■ **Selected passage**
------------------------------------
Sovay, Sovay, all on a day,
She dressed herself in man’s array….
(*please note - I’ll be sending you an email every day for the next 9 days after this with all the songs until release day - if you do not wish to receive all these feel free to unsubscribe to this section - don’t want to get on your nerves!)
This is a great upbeat song. Me and my sis do a version together (scroll to the bottom to see that) and it’s a real thing to get that first note, knowing when to come in with the harp.
On my soon-to-be-released album this is an unaccompanied song, as are all the others.1 This is the only solo version I have on Youtube. I was strolling over the fields near my mum’s house last year when I filmed it.
Sovay is the story of a woman who wants to test the loyalty of her lover and so dresses as a man. Then..
With a sword and pistol all by her side
To meet her true love, to meet her true love, away did ride
It’s sometimes also called ‘The Female Highwayman’ (though I have never come across it thus named).
------------------------------------
■ **Stored rows**
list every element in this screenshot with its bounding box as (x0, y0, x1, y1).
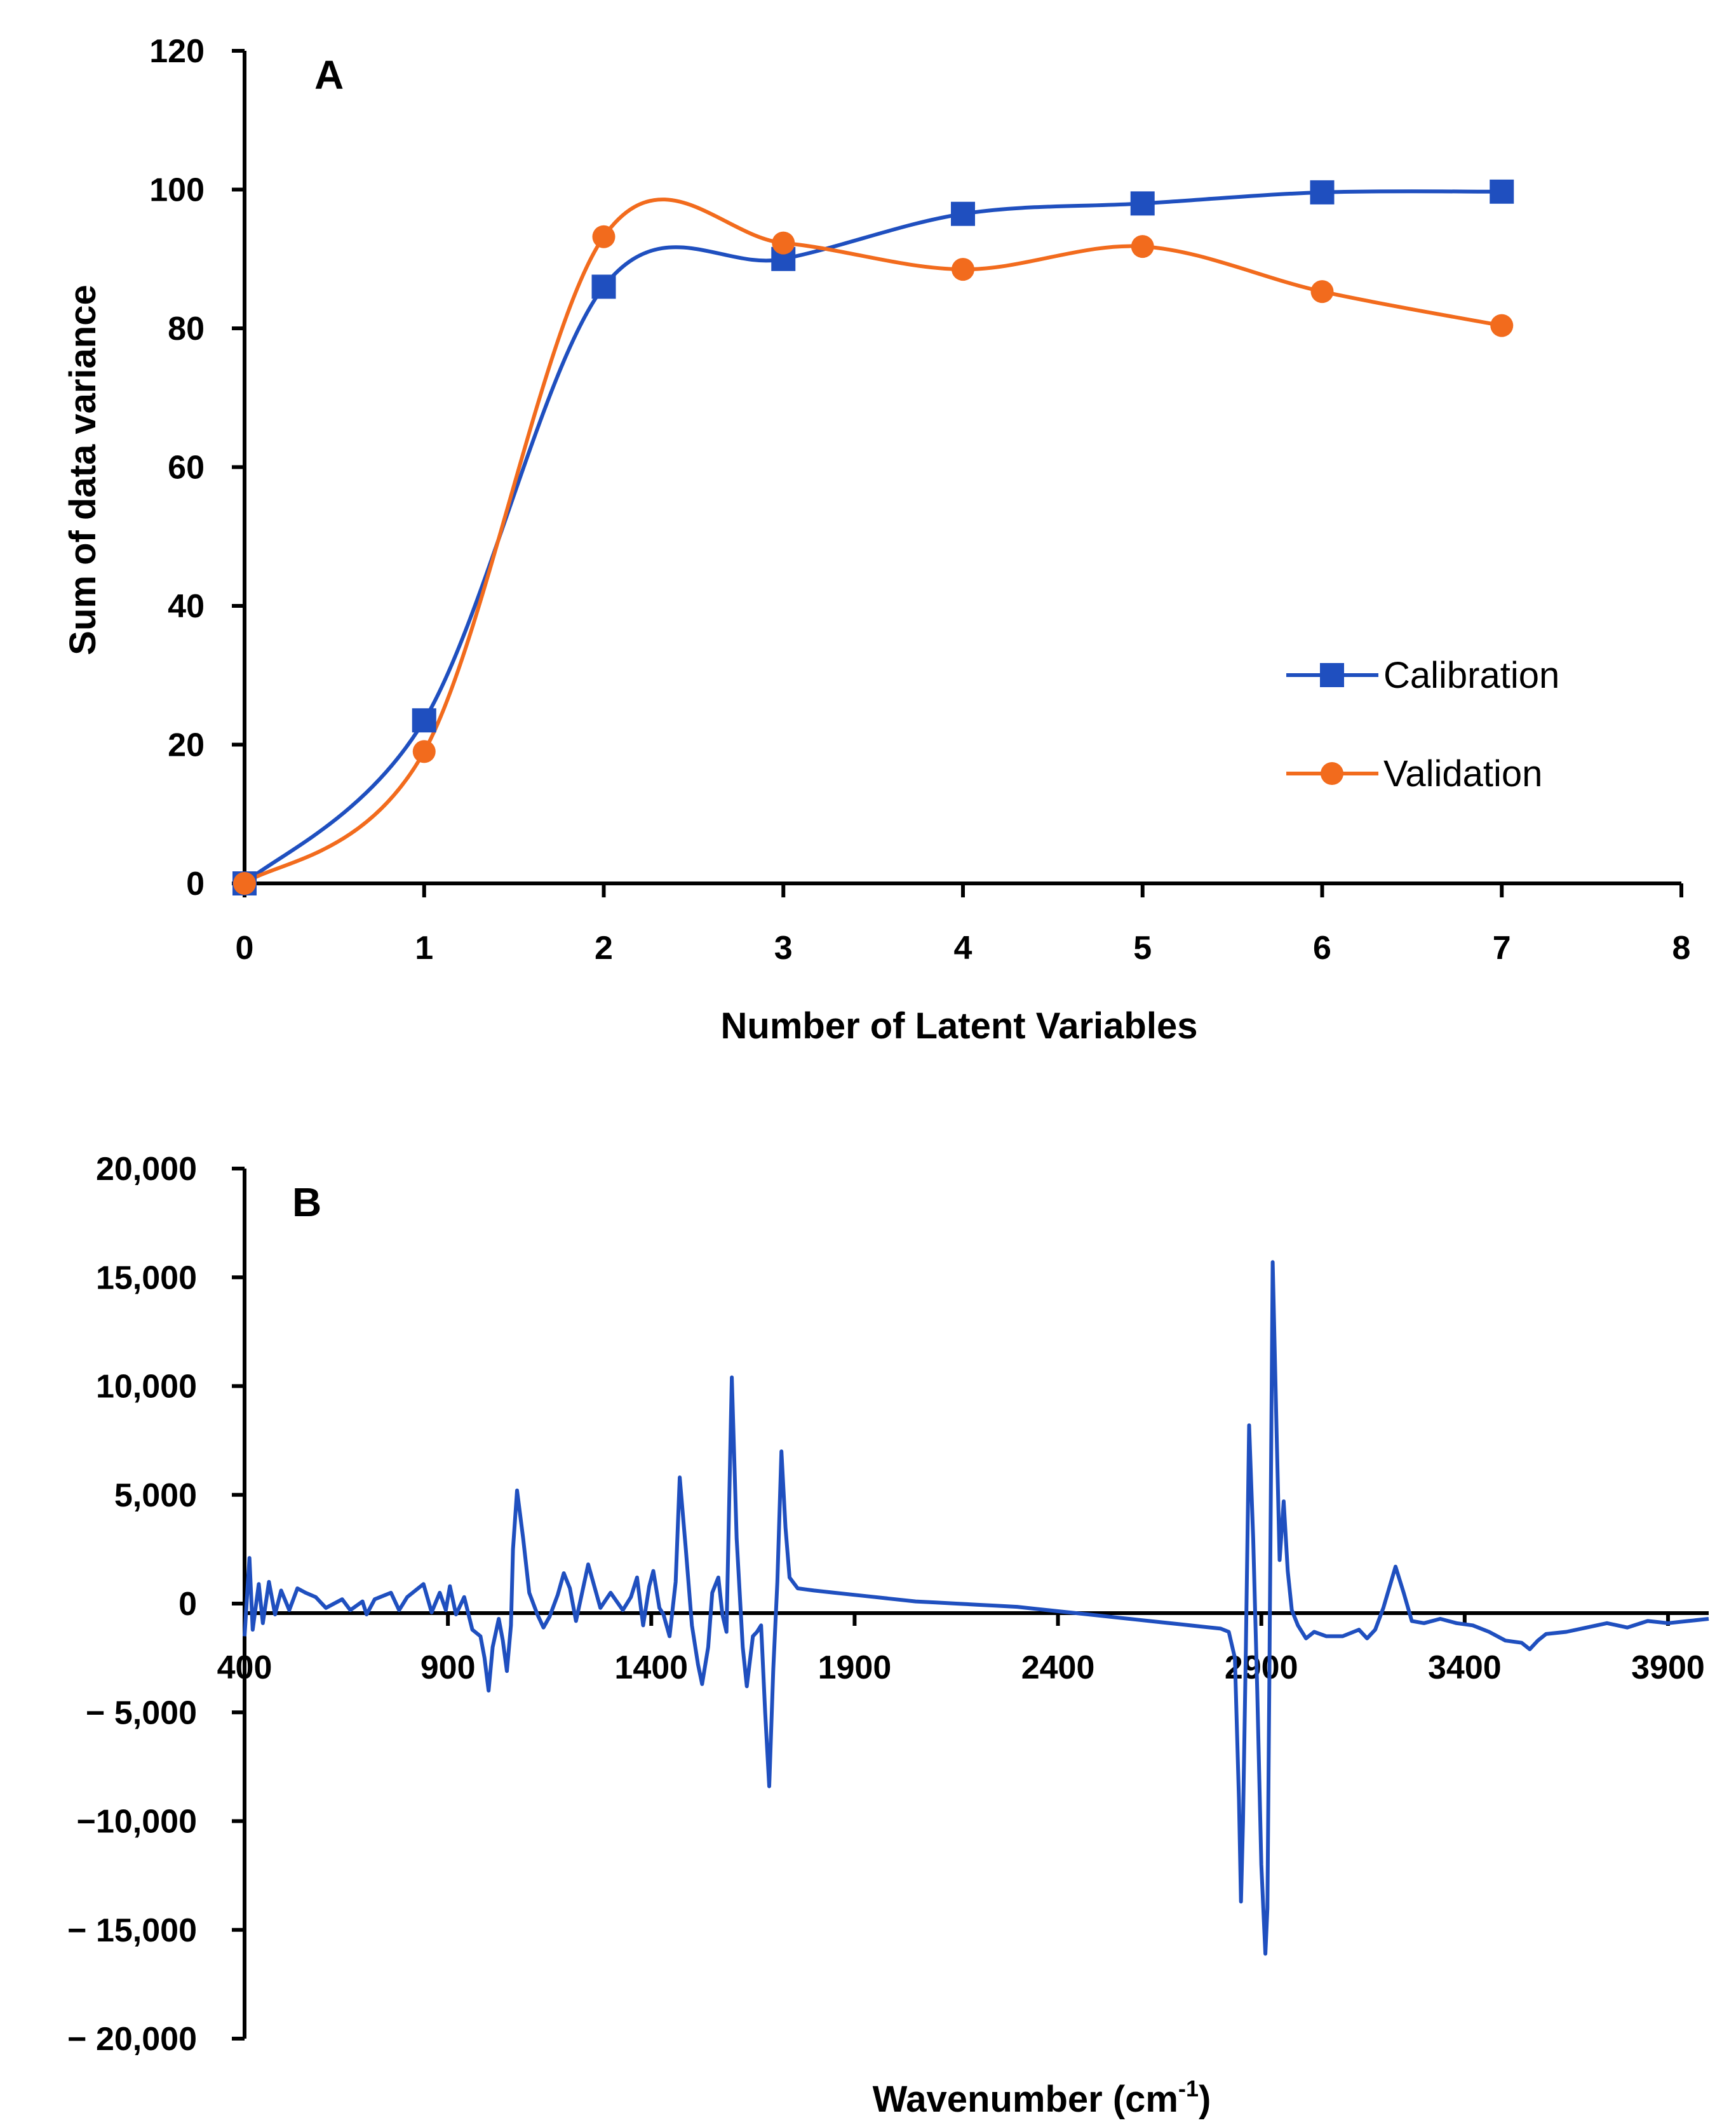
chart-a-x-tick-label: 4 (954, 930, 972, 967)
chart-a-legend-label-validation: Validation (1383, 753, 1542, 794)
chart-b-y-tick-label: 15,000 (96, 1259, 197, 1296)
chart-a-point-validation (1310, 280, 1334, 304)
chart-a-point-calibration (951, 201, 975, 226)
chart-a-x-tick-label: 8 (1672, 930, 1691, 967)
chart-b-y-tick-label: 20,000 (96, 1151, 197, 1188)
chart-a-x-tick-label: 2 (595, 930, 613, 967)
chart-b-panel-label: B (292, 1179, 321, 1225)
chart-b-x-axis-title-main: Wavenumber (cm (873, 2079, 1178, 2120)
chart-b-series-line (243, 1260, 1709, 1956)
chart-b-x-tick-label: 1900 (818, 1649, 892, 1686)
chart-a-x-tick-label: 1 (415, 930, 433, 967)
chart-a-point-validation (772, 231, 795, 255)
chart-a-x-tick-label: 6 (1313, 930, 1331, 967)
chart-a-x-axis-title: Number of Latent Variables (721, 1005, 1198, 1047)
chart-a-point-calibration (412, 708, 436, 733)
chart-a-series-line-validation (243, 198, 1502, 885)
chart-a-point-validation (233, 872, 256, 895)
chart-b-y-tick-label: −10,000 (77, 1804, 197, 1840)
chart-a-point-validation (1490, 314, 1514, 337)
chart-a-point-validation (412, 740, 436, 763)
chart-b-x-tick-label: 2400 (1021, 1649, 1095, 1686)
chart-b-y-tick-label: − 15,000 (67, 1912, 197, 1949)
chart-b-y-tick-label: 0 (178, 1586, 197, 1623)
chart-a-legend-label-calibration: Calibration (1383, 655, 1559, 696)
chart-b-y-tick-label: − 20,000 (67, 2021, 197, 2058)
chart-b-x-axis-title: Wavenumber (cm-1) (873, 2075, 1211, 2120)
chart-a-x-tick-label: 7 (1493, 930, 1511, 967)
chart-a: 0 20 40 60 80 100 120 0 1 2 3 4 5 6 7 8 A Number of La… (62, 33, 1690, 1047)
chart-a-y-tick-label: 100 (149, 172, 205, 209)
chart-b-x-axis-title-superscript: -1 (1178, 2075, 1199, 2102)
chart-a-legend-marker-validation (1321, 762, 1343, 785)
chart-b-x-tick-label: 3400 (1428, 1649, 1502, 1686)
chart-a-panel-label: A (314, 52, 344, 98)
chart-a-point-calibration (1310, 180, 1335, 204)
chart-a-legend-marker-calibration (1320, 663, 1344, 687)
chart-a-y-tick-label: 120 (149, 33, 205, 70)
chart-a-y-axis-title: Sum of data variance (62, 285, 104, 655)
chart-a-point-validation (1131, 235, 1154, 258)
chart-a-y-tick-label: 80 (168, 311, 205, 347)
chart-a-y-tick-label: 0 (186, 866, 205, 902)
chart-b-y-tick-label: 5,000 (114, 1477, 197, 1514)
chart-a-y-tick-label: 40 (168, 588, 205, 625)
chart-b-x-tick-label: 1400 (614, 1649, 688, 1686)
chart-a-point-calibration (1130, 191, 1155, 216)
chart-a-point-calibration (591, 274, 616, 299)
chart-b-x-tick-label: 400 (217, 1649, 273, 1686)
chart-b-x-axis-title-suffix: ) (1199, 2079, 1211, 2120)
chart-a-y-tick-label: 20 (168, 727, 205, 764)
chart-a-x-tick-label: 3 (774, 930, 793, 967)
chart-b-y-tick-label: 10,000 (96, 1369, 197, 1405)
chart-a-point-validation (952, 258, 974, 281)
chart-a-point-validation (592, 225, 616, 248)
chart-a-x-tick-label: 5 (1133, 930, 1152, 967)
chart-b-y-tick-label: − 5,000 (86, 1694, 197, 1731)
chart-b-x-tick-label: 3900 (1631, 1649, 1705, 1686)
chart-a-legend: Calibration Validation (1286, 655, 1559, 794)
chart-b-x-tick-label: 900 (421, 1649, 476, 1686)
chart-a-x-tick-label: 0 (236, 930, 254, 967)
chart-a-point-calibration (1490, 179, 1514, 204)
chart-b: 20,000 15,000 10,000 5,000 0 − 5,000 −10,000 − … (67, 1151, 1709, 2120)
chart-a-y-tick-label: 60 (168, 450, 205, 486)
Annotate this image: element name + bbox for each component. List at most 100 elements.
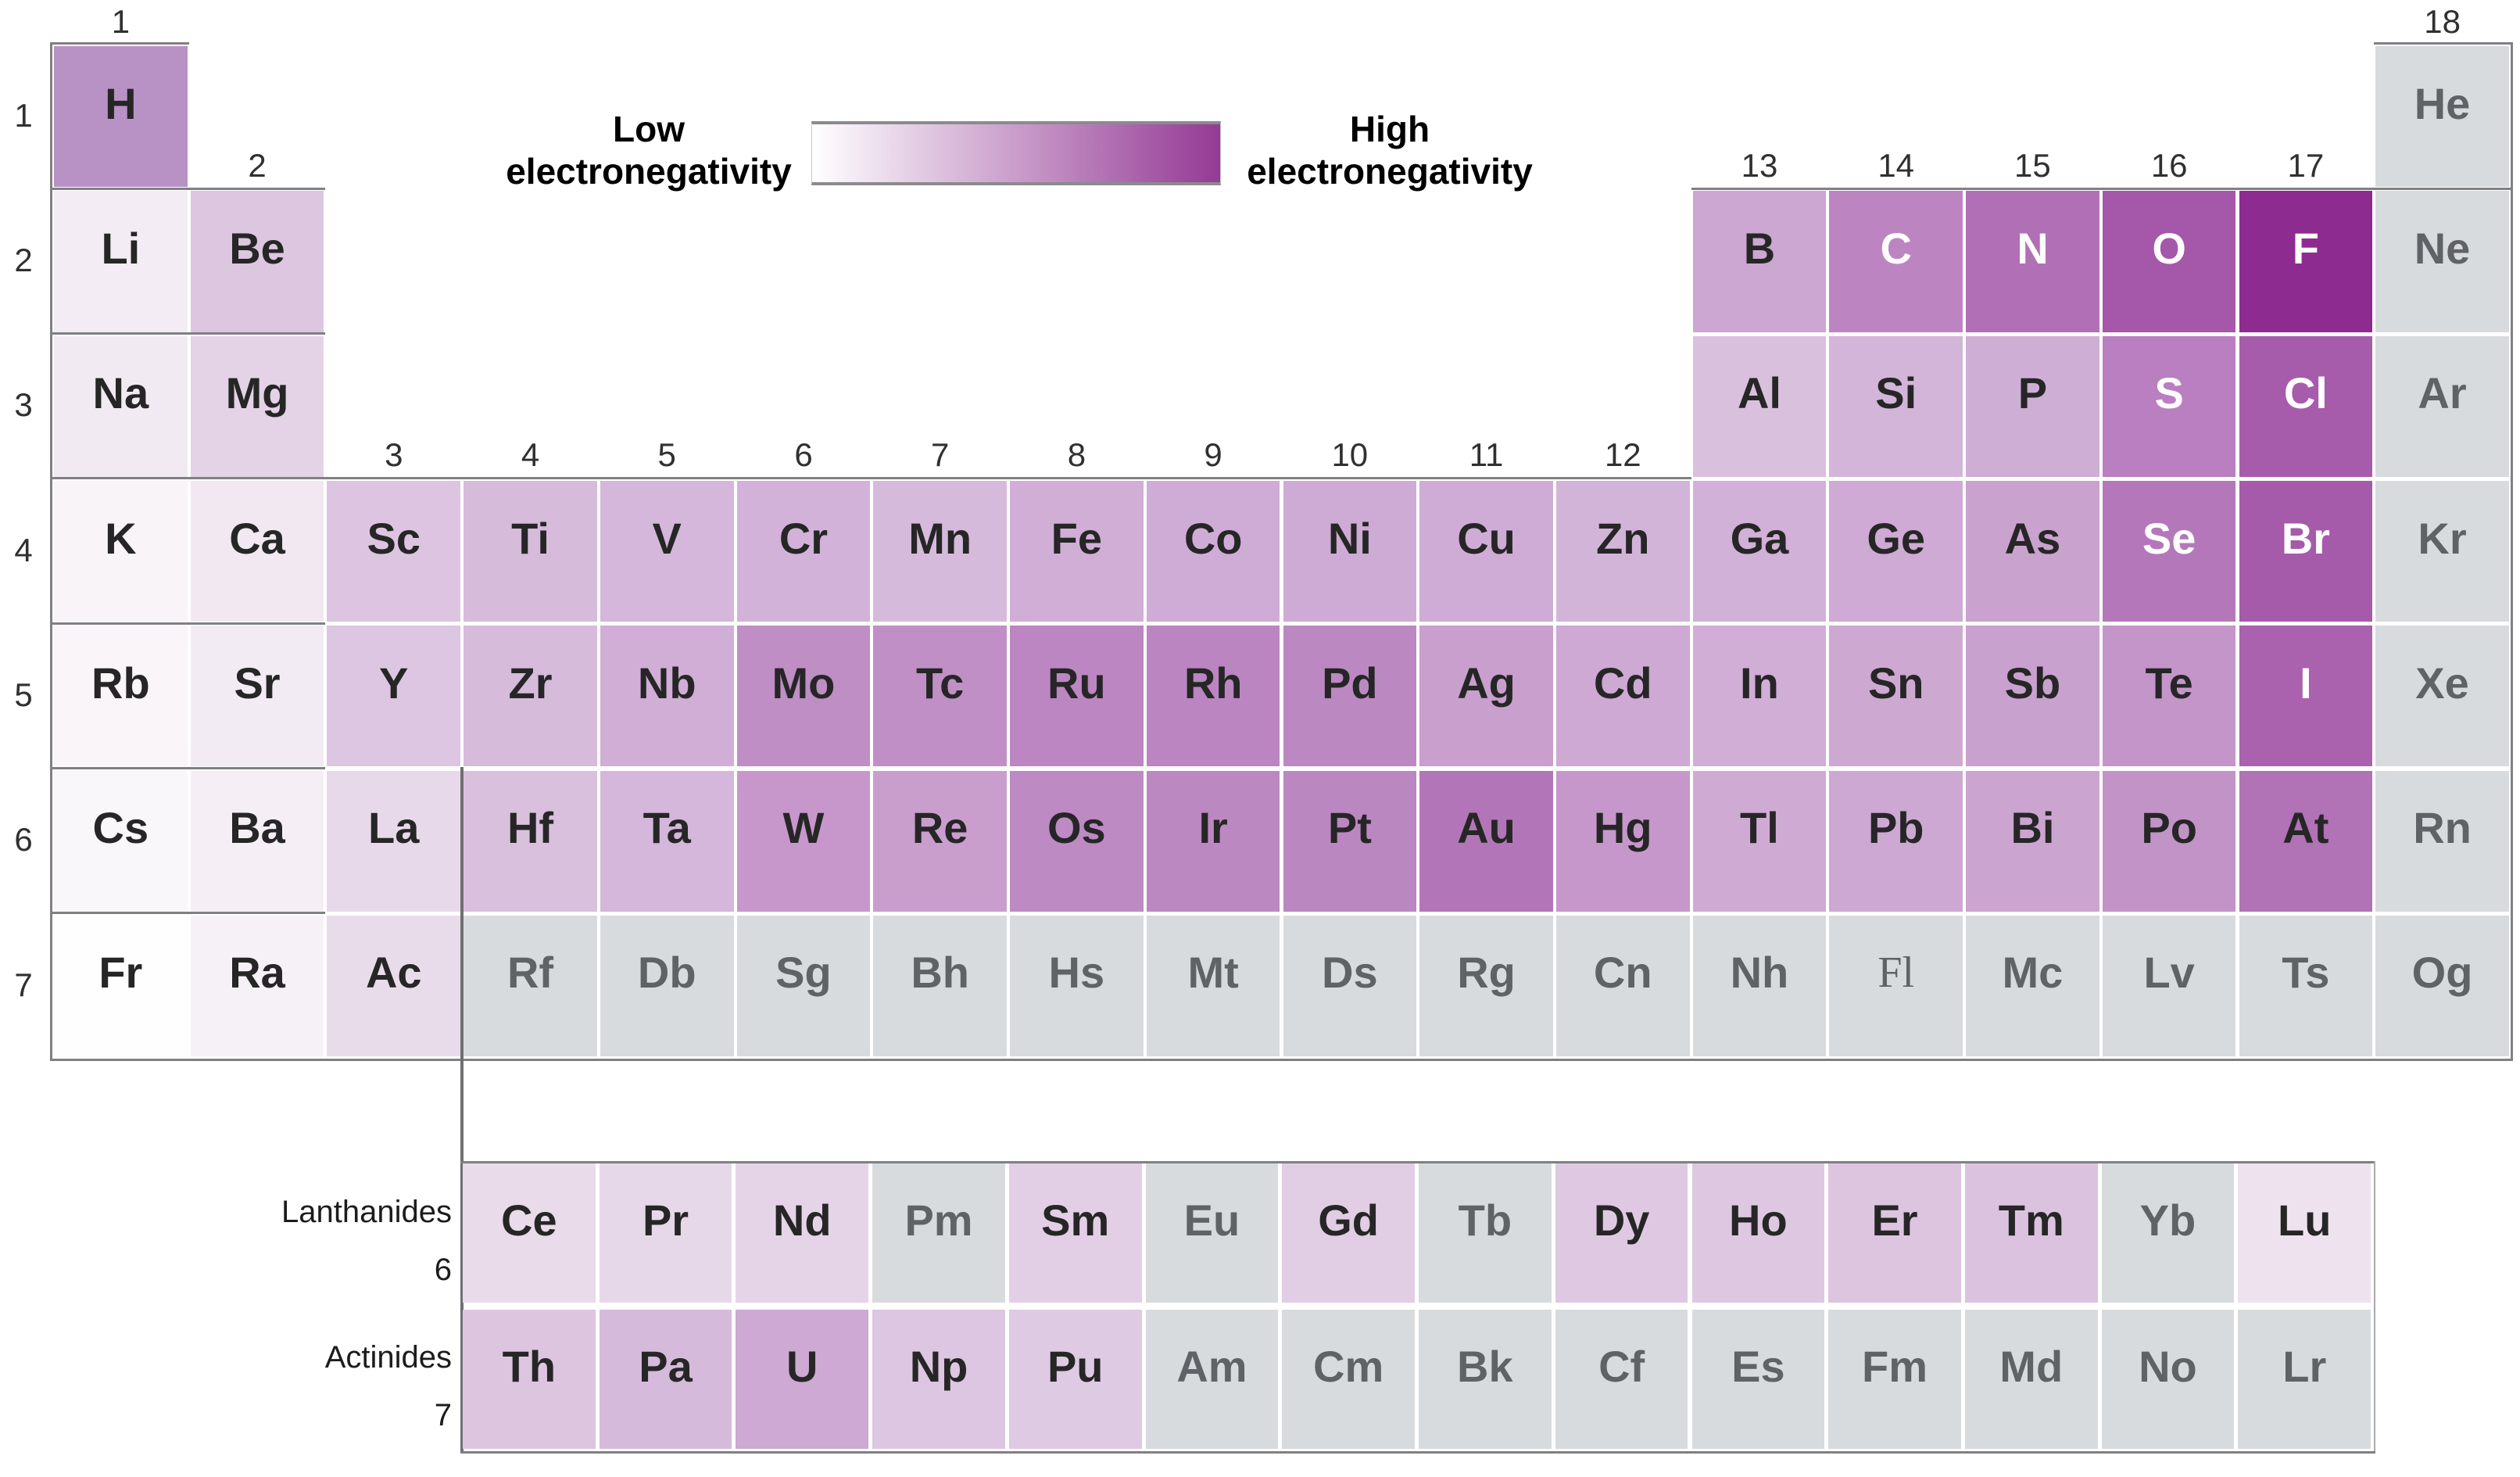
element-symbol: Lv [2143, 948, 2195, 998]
------------------------------------
■ **Instruction A**
In the post about the folk song Sovay, what other title is the song said to be sometimes called?
■ **Instruction B**
Extend the post about the folk song Sovay with a few more sentences that follow on from its final line.

■ **Written reply A**
'The Female Highwayman'

■ **Written reply B**
Disguised as a man, she meets him while “riding over the plain” and utters those well known words:
“Stand and deliver, kind sir,” she said,
“And if you do not, and if you do not, I’ll shoot you dead.”
I can’t actually recall where I learnt this song (even though Anne Briggs does a version too, it was not from her). The one I sing is most likely an amalgamation of a few different versions…it was so long ago now that I cannot even find it on the whole of YouTube!2
I’m not normally a fan of the ‘folk revival’ stuff but this version by Pentangle is quite decent.
Anyway, next in the song he hands over his watch and his gold not suspecting a thing, BUT when she asks him for “that diamond ring that I see you wear” he says NO WAY!!
“Oh with that ring I will never part,
For ‘tis a token from my sweetheart.
Shoot and be damned, you rogue,” said he,
“And you’ll be hanged, you’ll be hanged for murdering me.”
The following day when he realises how she had tricked him he feels quite daft about it and she admits what she’d done and returns his things to him
Next morning in the garden green
Young Sovay and her true love were seen;
When he spied his watch hanging by her clothes
Which made him blush, lads, which made him blush, lads, like any rose.“Why do you blush you silly young thing,
I meant to have that diamond ring.
’Twas I who robbed you all on the plain
So here’s your watch, love, here’s your watch and your gold again.”
She admits she was just testing him and in actual fact if he HAD given her the ring that was when she’d have killed him.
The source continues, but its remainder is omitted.